Records:
::::
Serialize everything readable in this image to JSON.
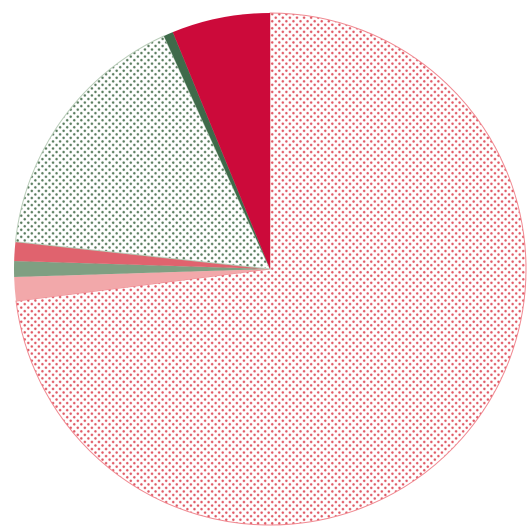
{
  "chart_data": {
    "type": "pie",
    "title": "",
    "start_angle_deg": 0,
    "direction": "clockwise",
    "slices": [
      {
        "value": 73.0,
        "color": "#e8747c",
        "pattern": "dots-red"
      },
      {
        "value": 1.5,
        "color": "#f2a8aa",
        "pattern": "solid"
      },
      {
        "value": 1.0,
        "color": "#7f9f82",
        "pattern": "solid"
      },
      {
        "value": 1.2,
        "color": "#e0636e",
        "pattern": "solid"
      },
      {
        "value": 16.5,
        "color": "#6f8f72",
        "pattern": "dots-green"
      },
      {
        "value": 0.6,
        "color": "#3f6a4a",
        "pattern": "solid"
      },
      {
        "value": 6.2,
        "color": "#cc0a3a",
        "pattern": "solid"
      }
    ]
  },
  "colors": {
    "background": "#ffffff",
    "red_dot": "#e05a66",
    "red_dot_bg": "#ffffff",
    "green_dot": "#5b7d60",
    "green_dot_bg": "#ffffff"
  }
}
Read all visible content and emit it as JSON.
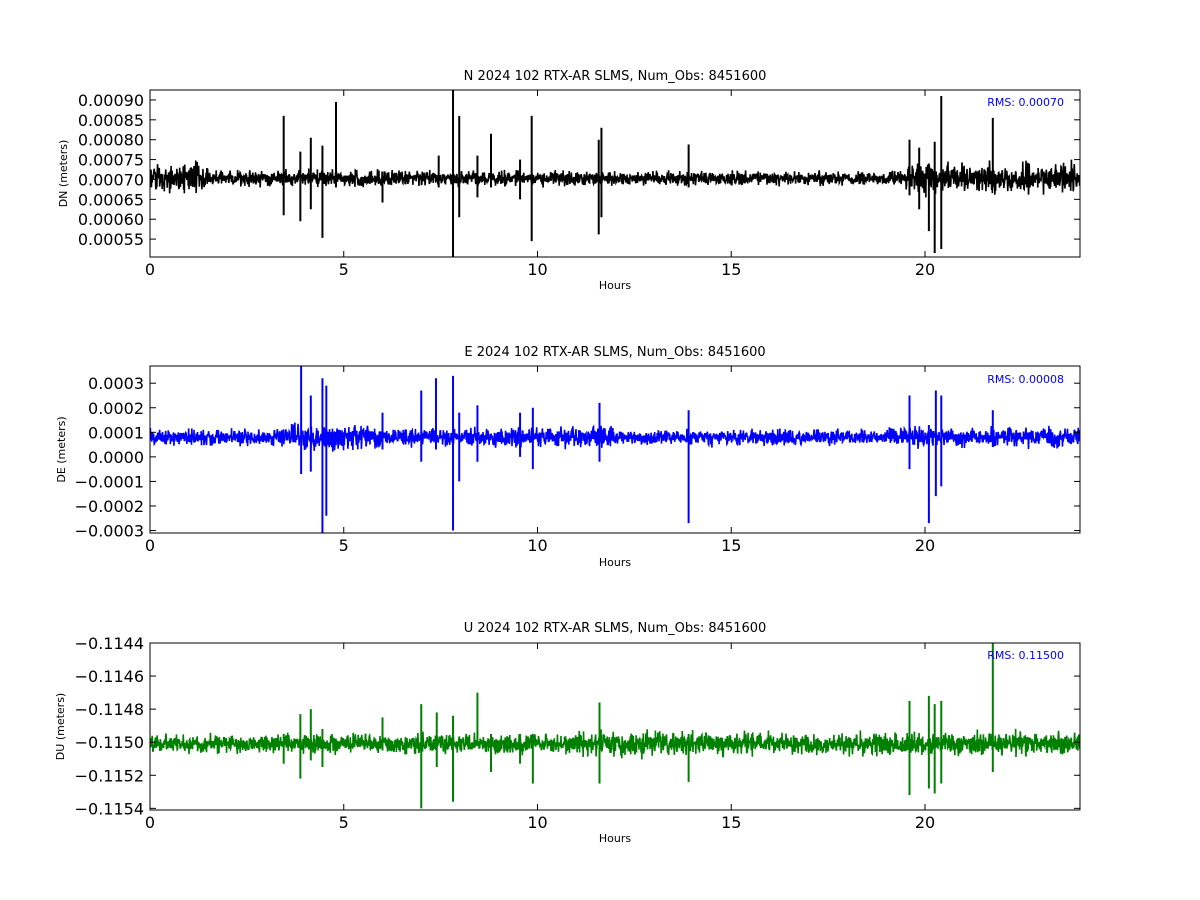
{
  "chart_data": [
    {
      "type": "line",
      "title": "N 2024 102 RTX-AR  SLMS, Num_Obs: 8451600",
      "xlabel": "Hours",
      "ylabel": "DN (meters)",
      "xlim": [
        0,
        24
      ],
      "ylim": [
        0.000505,
        0.000925
      ],
      "xticks": [
        0,
        5,
        10,
        15,
        20
      ],
      "xtick_labels": [
        "0",
        "5",
        "10",
        "15",
        "20"
      ],
      "yticks": [
        0.00055,
        0.0006,
        0.00065,
        0.0007,
        0.00075,
        0.0008,
        0.00085,
        0.0009
      ],
      "ytick_labels": [
        "0.00055",
        "0.00060",
        "0.00065",
        "0.00070",
        "0.00075",
        "0.00080",
        "0.00085",
        "0.00090"
      ],
      "annotation": "RMS:  0.00070",
      "annotation_color": "#0000ff",
      "series_color": "#000000",
      "grid": false,
      "baseline": 0.000703,
      "noise": [
        {
          "x": [
            0,
            1.5
          ],
          "amplitude": 3.2e-05
        },
        {
          "x": [
            1.5,
            7
          ],
          "amplitude": 1.8e-05
        },
        {
          "x": [
            7,
            12
          ],
          "amplitude": 1.6e-05
        },
        {
          "x": [
            12,
            19.5
          ],
          "amplitude": 1.5e-05
        },
        {
          "x": [
            19.5,
            24
          ],
          "amplitude": 3.2e-05
        }
      ],
      "spikes": [
        {
          "x": 3.45,
          "high": 0.00086,
          "low": 0.00061
        },
        {
          "x": 3.88,
          "high": 0.00077,
          "low": 0.000595
        },
        {
          "x": 4.15,
          "high": 0.000805,
          "low": 0.000625
        },
        {
          "x": 4.45,
          "high": 0.000785,
          "low": 0.000553
        },
        {
          "x": 4.8,
          "high": 0.000895,
          "low": 0.00068
        },
        {
          "x": 6.0,
          "high": 0.00072,
          "low": 0.000642
        },
        {
          "x": 7.45,
          "high": 0.00076,
          "low": 0.00068
        },
        {
          "x": 7.82,
          "high": 0.000925,
          "low": 0.000505
        },
        {
          "x": 7.98,
          "high": 0.00086,
          "low": 0.000605
        },
        {
          "x": 8.45,
          "high": 0.00076,
          "low": 0.000655
        },
        {
          "x": 8.8,
          "high": 0.000815,
          "low": 0.00068
        },
        {
          "x": 9.55,
          "high": 0.00075,
          "low": 0.00065
        },
        {
          "x": 9.85,
          "high": 0.00086,
          "low": 0.000545
        },
        {
          "x": 11.58,
          "high": 0.0008,
          "low": 0.000562
        },
        {
          "x": 11.65,
          "high": 0.00083,
          "low": 0.000605
        },
        {
          "x": 13.9,
          "high": 0.000788,
          "low": 0.00068
        },
        {
          "x": 19.6,
          "high": 0.0008,
          "low": 0.00066
        },
        {
          "x": 19.85,
          "high": 0.00078,
          "low": 0.000625
        },
        {
          "x": 20.1,
          "high": 0.00074,
          "low": 0.00057
        },
        {
          "x": 20.25,
          "high": 0.000795,
          "low": 0.000515
        },
        {
          "x": 20.42,
          "high": 0.00091,
          "low": 0.000525
        },
        {
          "x": 21.75,
          "high": 0.000855,
          "low": 0.00068
        }
      ]
    },
    {
      "type": "line",
      "title": "E 2024 102 RTX-AR  SLMS, Num_Obs: 8451600",
      "xlabel": "Hours",
      "ylabel": "DE (meters)",
      "xlim": [
        0,
        24
      ],
      "ylim": [
        -0.00031,
        0.00037
      ],
      "xticks": [
        0,
        5,
        10,
        15,
        20
      ],
      "xtick_labels": [
        "0",
        "5",
        "10",
        "15",
        "20"
      ],
      "yticks": [
        -0.0003,
        -0.0002,
        -0.0001,
        0.0,
        0.0001,
        0.0002,
        0.0003
      ],
      "ytick_labels": [
        "−0.0003",
        "−0.0002",
        "−0.0001",
        "0.0000",
        "0.0001",
        "0.0002",
        "0.0003"
      ],
      "annotation": "RMS:  0.00008",
      "annotation_color": "#0000ff",
      "series_color": "#0000ff",
      "grid": false,
      "baseline": 8e-05,
      "noise": [
        {
          "x": [
            0,
            3.5
          ],
          "amplitude": 3e-05
        },
        {
          "x": [
            3.5,
            6
          ],
          "amplitude": 4.5e-05
        },
        {
          "x": [
            6,
            12
          ],
          "amplitude": 3.5e-05
        },
        {
          "x": [
            12,
            19
          ],
          "amplitude": 2.8e-05
        },
        {
          "x": [
            19,
            24
          ],
          "amplitude": 3.5e-05
        }
      ],
      "spikes": [
        {
          "x": 3.9,
          "high": 0.00037,
          "low": -7e-05
        },
        {
          "x": 4.15,
          "high": 0.00025,
          "low": -6e-05
        },
        {
          "x": 4.45,
          "high": 0.00032,
          "low": -0.00031
        },
        {
          "x": 4.55,
          "high": 0.00029,
          "low": -0.00024
        },
        {
          "x": 6.0,
          "high": 0.00018,
          "low": 3e-05
        },
        {
          "x": 7.0,
          "high": 0.00027,
          "low": -2e-05
        },
        {
          "x": 7.38,
          "high": 0.00032,
          "low": 3e-05
        },
        {
          "x": 7.82,
          "high": 0.00033,
          "low": -0.0003
        },
        {
          "x": 7.98,
          "high": 0.00018,
          "low": -0.0001
        },
        {
          "x": 8.45,
          "high": 0.00021,
          "low": -2e-05
        },
        {
          "x": 9.55,
          "high": 0.00018,
          "low": 0.0
        },
        {
          "x": 9.88,
          "high": 0.0002,
          "low": -5e-05
        },
        {
          "x": 11.6,
          "high": 0.00022,
          "low": -2e-05
        },
        {
          "x": 13.9,
          "high": 0.00019,
          "low": -0.00027
        },
        {
          "x": 19.6,
          "high": 0.00025,
          "low": -5e-05
        },
        {
          "x": 20.1,
          "high": 0.00013,
          "low": -0.00027
        },
        {
          "x": 20.28,
          "high": 0.00027,
          "low": -0.00016
        },
        {
          "x": 20.42,
          "high": 0.00025,
          "low": -0.00012
        },
        {
          "x": 21.75,
          "high": 0.00019,
          "low": 4e-05
        }
      ]
    },
    {
      "type": "line",
      "title": "U 2024 102 RTX-AR  SLMS, Num_Obs: 8451600",
      "xlabel": "Hours",
      "ylabel": "DU (meters)",
      "xlim": [
        0,
        24
      ],
      "ylim": [
        -0.11541,
        -0.1144
      ],
      "xticks": [
        0,
        5,
        10,
        15,
        20
      ],
      "xtick_labels": [
        "0",
        "5",
        "10",
        "15",
        "20"
      ],
      "yticks": [
        -0.1154,
        -0.1152,
        -0.115,
        -0.1148,
        -0.1146,
        -0.1144
      ],
      "ytick_labels": [
        "−0.1154",
        "−0.1152",
        "−0.1150",
        "−0.1148",
        "−0.1146",
        "−0.1144"
      ],
      "annotation": "RMS:  0.11500",
      "annotation_color": "#0000ff",
      "series_color": "#008000",
      "grid": false,
      "baseline": -0.11501,
      "noise": [
        {
          "x": [
            0,
            11
          ],
          "amplitude": 5e-05
        },
        {
          "x": [
            11,
            14
          ],
          "amplitude": 6.5e-05
        },
        {
          "x": [
            14,
            19
          ],
          "amplitude": 6e-05
        },
        {
          "x": [
            19,
            24
          ],
          "amplitude": 6e-05
        }
      ],
      "spikes": [
        {
          "x": 3.45,
          "high": -0.11495,
          "low": -0.11513
        },
        {
          "x": 3.88,
          "high": -0.11483,
          "low": -0.11522
        },
        {
          "x": 4.15,
          "high": -0.1148,
          "low": -0.11511
        },
        {
          "x": 4.45,
          "high": -0.11492,
          "low": -0.11515
        },
        {
          "x": 6.0,
          "high": -0.11485,
          "low": -0.11505
        },
        {
          "x": 7.0,
          "high": -0.11477,
          "low": -0.1154
        },
        {
          "x": 7.4,
          "high": -0.11482,
          "low": -0.11515
        },
        {
          "x": 7.82,
          "high": -0.11484,
          "low": -0.11536
        },
        {
          "x": 8.45,
          "high": -0.1147,
          "low": -0.115
        },
        {
          "x": 8.8,
          "high": -0.11495,
          "low": -0.11518
        },
        {
          "x": 9.55,
          "high": -0.11495,
          "low": -0.11513
        },
        {
          "x": 9.88,
          "high": -0.11495,
          "low": -0.11525
        },
        {
          "x": 11.6,
          "high": -0.11476,
          "low": -0.11525
        },
        {
          "x": 13.9,
          "high": -0.11495,
          "low": -0.11524
        },
        {
          "x": 19.6,
          "high": -0.11475,
          "low": -0.11532
        },
        {
          "x": 20.1,
          "high": -0.11472,
          "low": -0.11528
        },
        {
          "x": 20.25,
          "high": -0.11477,
          "low": -0.11531
        },
        {
          "x": 20.42,
          "high": -0.11475,
          "low": -0.11525
        },
        {
          "x": 21.75,
          "high": -0.1144,
          "low": -0.11518
        }
      ]
    }
  ]
}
::::
TO DO -
Pull every line containing "meters" from the material above.

COMPLETE RESPONSE -
      "ylabel": "DN (meters)",
      "ylabel": "DE (meters)",
      "ylabel": "DU (meters)",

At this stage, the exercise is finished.